[Labeled region entries]
※ ※ ※

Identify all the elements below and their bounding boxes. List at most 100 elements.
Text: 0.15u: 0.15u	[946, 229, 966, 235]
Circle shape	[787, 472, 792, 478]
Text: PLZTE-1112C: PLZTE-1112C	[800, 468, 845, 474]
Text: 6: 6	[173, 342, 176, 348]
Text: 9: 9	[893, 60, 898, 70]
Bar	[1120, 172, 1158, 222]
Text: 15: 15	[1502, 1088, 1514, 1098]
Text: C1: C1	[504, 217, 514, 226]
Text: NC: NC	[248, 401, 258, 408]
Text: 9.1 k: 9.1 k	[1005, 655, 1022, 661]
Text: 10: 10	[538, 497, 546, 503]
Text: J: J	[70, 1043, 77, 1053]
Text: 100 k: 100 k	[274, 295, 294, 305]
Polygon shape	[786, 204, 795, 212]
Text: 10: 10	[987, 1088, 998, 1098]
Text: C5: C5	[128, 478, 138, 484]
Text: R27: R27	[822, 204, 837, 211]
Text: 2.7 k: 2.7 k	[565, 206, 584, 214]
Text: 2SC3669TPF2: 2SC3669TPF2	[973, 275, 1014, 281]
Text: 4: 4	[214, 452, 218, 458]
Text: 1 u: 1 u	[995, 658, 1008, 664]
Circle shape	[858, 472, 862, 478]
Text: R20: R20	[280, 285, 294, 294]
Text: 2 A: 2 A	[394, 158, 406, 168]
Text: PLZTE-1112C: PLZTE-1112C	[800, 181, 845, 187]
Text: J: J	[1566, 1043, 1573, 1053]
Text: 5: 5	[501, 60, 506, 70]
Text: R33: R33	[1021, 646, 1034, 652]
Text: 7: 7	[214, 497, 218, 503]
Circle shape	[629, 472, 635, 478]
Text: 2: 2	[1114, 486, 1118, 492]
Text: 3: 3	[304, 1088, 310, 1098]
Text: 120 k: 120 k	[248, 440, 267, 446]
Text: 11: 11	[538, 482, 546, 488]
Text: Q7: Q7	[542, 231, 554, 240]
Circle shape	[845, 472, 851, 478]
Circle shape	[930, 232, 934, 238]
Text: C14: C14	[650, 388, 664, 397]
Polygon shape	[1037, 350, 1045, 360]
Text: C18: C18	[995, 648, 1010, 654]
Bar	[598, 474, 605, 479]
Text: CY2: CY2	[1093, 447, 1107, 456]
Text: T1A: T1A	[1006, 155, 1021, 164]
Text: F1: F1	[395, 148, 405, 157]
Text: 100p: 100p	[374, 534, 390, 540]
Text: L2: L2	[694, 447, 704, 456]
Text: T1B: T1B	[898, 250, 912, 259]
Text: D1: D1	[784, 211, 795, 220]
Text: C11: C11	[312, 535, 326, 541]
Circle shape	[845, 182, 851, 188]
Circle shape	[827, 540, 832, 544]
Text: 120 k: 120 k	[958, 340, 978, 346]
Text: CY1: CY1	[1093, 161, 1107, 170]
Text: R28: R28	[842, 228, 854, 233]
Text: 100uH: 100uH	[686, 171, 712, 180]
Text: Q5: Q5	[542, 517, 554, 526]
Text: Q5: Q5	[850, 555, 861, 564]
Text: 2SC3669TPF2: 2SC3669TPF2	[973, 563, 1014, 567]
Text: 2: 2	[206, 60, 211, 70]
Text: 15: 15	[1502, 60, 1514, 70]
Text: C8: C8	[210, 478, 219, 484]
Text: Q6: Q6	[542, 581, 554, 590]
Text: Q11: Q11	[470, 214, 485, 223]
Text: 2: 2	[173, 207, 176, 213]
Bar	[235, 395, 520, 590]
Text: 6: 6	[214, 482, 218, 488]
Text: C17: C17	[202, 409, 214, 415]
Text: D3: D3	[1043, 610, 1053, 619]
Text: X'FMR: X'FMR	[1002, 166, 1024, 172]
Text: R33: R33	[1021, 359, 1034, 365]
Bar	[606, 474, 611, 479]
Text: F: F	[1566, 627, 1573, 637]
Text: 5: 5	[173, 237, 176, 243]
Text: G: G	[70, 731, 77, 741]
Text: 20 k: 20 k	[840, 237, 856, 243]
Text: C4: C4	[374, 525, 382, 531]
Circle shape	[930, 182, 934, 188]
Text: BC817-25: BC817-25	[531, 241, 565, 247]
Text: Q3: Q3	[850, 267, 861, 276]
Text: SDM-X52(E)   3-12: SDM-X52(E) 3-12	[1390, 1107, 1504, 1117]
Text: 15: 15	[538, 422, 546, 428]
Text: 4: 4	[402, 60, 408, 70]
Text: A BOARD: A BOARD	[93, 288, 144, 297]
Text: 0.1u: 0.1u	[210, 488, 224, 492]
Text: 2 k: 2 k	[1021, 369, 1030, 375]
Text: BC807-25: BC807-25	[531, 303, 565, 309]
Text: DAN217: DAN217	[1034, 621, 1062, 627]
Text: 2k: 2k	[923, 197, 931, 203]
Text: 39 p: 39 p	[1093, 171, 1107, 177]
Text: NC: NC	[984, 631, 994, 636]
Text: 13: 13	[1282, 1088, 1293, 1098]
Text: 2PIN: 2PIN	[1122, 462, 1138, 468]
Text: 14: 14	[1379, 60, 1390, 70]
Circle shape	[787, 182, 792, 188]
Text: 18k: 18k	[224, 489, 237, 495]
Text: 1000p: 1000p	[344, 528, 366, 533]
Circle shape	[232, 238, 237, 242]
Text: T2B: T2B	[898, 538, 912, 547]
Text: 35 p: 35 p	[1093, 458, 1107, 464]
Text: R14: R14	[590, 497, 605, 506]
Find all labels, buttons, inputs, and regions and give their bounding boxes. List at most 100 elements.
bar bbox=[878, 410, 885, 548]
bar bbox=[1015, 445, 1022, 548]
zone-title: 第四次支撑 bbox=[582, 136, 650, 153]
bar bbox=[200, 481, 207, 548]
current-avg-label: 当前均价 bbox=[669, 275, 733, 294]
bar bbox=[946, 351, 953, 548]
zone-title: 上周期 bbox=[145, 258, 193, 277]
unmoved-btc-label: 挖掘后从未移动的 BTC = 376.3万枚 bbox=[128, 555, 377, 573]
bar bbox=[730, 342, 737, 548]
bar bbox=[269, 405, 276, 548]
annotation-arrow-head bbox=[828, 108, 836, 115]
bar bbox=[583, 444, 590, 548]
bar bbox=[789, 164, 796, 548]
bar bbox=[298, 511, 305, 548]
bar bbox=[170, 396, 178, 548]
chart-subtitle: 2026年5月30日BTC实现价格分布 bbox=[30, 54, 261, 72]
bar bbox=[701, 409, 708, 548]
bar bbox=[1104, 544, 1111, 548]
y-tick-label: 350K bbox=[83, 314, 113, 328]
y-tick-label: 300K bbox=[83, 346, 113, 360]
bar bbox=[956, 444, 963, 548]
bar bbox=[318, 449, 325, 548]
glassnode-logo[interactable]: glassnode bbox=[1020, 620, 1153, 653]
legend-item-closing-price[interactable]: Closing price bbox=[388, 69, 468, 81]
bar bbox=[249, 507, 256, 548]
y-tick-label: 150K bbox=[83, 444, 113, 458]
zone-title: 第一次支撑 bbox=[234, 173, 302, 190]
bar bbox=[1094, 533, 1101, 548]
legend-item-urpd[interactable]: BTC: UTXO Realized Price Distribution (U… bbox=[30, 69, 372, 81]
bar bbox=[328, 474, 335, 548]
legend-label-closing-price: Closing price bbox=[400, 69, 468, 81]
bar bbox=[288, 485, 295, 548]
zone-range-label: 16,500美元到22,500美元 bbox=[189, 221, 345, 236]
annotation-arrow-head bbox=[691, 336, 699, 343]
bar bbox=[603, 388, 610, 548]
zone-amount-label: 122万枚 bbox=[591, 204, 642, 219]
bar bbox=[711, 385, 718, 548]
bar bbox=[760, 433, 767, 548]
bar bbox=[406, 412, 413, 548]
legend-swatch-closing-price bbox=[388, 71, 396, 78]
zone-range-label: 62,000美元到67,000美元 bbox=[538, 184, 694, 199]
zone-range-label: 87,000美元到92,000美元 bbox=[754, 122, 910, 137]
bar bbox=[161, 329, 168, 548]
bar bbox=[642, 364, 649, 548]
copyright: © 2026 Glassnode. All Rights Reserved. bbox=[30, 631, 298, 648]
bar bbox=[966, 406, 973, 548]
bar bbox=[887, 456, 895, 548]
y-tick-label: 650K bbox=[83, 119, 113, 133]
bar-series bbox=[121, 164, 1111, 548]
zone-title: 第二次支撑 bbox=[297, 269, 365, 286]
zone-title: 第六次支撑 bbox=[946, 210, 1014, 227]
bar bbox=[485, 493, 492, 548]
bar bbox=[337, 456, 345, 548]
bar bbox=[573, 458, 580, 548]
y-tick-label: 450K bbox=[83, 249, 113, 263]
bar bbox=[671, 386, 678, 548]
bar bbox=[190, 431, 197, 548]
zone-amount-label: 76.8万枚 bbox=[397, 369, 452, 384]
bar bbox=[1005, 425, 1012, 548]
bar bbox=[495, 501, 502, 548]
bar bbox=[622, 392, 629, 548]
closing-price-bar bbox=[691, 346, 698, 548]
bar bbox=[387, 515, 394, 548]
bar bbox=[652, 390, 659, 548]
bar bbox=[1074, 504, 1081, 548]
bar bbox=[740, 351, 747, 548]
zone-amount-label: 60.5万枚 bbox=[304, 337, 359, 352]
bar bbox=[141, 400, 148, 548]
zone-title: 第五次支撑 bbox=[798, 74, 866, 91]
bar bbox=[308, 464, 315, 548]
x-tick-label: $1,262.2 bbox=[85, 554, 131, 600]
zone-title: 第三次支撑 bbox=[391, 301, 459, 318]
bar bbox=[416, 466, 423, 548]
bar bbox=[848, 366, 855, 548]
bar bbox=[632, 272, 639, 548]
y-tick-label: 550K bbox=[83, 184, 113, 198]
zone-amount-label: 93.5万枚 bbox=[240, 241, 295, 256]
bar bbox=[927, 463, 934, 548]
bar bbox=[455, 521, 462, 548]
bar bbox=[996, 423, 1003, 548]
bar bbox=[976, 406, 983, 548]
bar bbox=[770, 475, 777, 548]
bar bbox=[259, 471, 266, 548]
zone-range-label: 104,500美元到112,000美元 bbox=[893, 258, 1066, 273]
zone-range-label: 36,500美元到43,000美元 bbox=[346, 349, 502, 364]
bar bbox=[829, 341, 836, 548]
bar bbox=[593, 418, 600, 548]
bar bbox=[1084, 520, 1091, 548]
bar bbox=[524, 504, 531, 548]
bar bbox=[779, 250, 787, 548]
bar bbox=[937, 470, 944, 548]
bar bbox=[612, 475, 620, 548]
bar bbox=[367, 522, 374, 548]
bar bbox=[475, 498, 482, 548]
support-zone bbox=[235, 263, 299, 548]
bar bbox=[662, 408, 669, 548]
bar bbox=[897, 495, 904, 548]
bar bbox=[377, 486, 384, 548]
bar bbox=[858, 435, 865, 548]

※ ※ ※

- _TASK REQUIREMENTS_:
Starting at the first line of the data above and ending with the line that contains "1088, 1514, 1098]", convert those lines into a Markdown table with the columns Row and Entry. Put a row number under Row and the line under Entry, and leave out blank lines.

- _ANSWER BELOW_:
| Row | Entry |
|---|---|
| 1 | Identify all the elements below and their bounding boxes. List at most 100 elements. |
| 2 | Text: 0.15u: 0.15u	[946, 229, 966, 235] |
| 3 | Circle shape	[787, 472, 792, 478] |
| 4 | Text: PLZTE-1112C: PLZTE-1112C	[800, 468, 845, 474] |
| 5 | Text: 6: 6	[173, 342, 176, 348] |
| 6 | Text: 9: 9	[893, 60, 898, 70] |
| 7 | Bar	[1120, 172, 1158, 222] |
| 8 | Text: 15: 15	[1502, 1088, 1514, 1098] |